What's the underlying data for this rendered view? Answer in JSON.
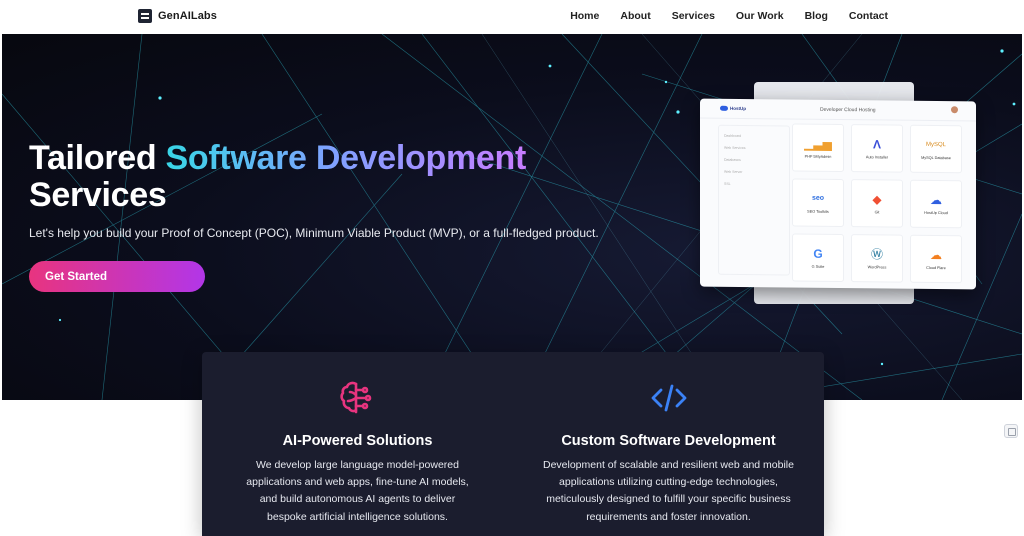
{
  "brand": {
    "name": "GenAILabs",
    "icon": "stack-logo-icon"
  },
  "nav": {
    "items": [
      "Home",
      "About",
      "Services",
      "Our Work",
      "Blog",
      "Contact"
    ]
  },
  "hero": {
    "title_prefix": "Tailored",
    "title_highlight": "Software Development",
    "title_suffix": "Services",
    "subtitle": "Let's help you build your Proof of Concept (POC), Minimum Viable Product (MVP), or a full-fledged product.",
    "cta_label": "Get Started"
  },
  "mockup": {
    "logo": "HostUp",
    "title": "Developer Cloud Hosting",
    "sidebar": [
      "Dashboard",
      "Web Services",
      "Databases",
      "Web Server",
      "SSL"
    ],
    "tiles": [
      {
        "label": "PHP 5MyAdmin",
        "icon": "bar-chart-icon"
      },
      {
        "label": "Auto Installer",
        "icon": "letter-a-icon"
      },
      {
        "label": "MySQL Database",
        "icon": "mysql-icon"
      },
      {
        "label": "SEO Toolkits",
        "icon": "seo-icon"
      },
      {
        "label": "Git",
        "icon": "git-icon"
      },
      {
        "label": "HostUp Cloud",
        "icon": "cloud-icon"
      },
      {
        "label": "G Suite",
        "icon": "google-icon"
      },
      {
        "label": "WordPress",
        "icon": "wordpress-icon"
      },
      {
        "label": "Cloud Flare",
        "icon": "cloudflare-icon"
      }
    ]
  },
  "features": [
    {
      "title": "AI-Powered Solutions",
      "text": "We develop large language model-powered applications and web apps, fine-tune AI models, and build autonomous AI agents to deliver bespoke artificial intelligence solutions.",
      "icon": "brain-icon"
    },
    {
      "title": "Custom Software Development",
      "text": "Development of scalable and resilient web and mobile applications utilizing cutting-edge technologies, meticulously designed to fulfill your specific business requirements and foster innovation.",
      "icon": "code-icon"
    }
  ],
  "colors": {
    "hero_bg": "#0b0d1c",
    "accent_gradient_start": "#38d6e6",
    "accent_gradient_end": "#c77dff",
    "cta_start": "#e8347f",
    "cta_end": "#b236e8",
    "card_bg": "#1b1d2e",
    "brain_icon": "#e8347f",
    "code_icon": "#3b82f6"
  }
}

- _TASK REQUIREMENTS_
Output the material word for word, omitting its pictures.

- _WRITTEN SOLUTION_
What's the underlying data for this rendered view? Answer in JSON.
{
  "brand": {
    "name": "GenAILabs",
    "icon": "stack-logo-icon"
  },
  "nav": {
    "items": [
      "Home",
      "About",
      "Services",
      "Our Work",
      "Blog",
      "Contact"
    ]
  },
  "hero": {
    "title_prefix": "Tailored",
    "title_highlight": "Software Development",
    "title_suffix": "Services",
    "subtitle": "Let's help you build your Proof of Concept (POC), Minimum Viable Product (MVP), or a full-fledged product.",
    "cta_label": "Get Started"
  },
  "mockup": {
    "logo": "HostUp",
    "title": "Developer Cloud Hosting",
    "sidebar": [
      "Dashboard",
      "Web Services",
      "Databases",
      "Web Server",
      "SSL"
    ],
    "tiles": [
      {
        "label": "PHP 5MyAdmin",
        "icon": "bar-chart-icon"
      },
      {
        "label": "Auto Installer",
        "icon": "letter-a-icon"
      },
      {
        "label": "MySQL Database",
        "icon": "mysql-icon"
      },
      {
        "label": "SEO Toolkits",
        "icon": "seo-icon"
      },
      {
        "label": "Git",
        "icon": "git-icon"
      },
      {
        "label": "HostUp Cloud",
        "icon": "cloud-icon"
      },
      {
        "label": "G Suite",
        "icon": "google-icon"
      },
      {
        "label": "WordPress",
        "icon": "wordpress-icon"
      },
      {
        "label": "Cloud Flare",
        "icon": "cloudflare-icon"
      }
    ]
  },
  "features": [
    {
      "title": "AI-Powered Solutions",
      "text": "We develop large language model-powered applications and web apps, fine-tune AI models, and build autonomous AI agents to deliver bespoke artificial intelligence solutions.",
      "icon": "brain-icon"
    },
    {
      "title": "Custom Software Development",
      "text": "Development of scalable and resilient web and mobile applications utilizing cutting-edge technologies, meticulously designed to fulfill your specific business requirements and foster innovation.",
      "icon": "code-icon"
    }
  ],
  "colors": {
    "hero_bg": "#0b0d1c",
    "accent_gradient_start": "#38d6e6",
    "accent_gradient_end": "#c77dff",
    "cta_start": "#e8347f",
    "cta_end": "#b236e8",
    "card_bg": "#1b1d2e",
    "brain_icon": "#e8347f",
    "code_icon": "#3b82f6"
  }
}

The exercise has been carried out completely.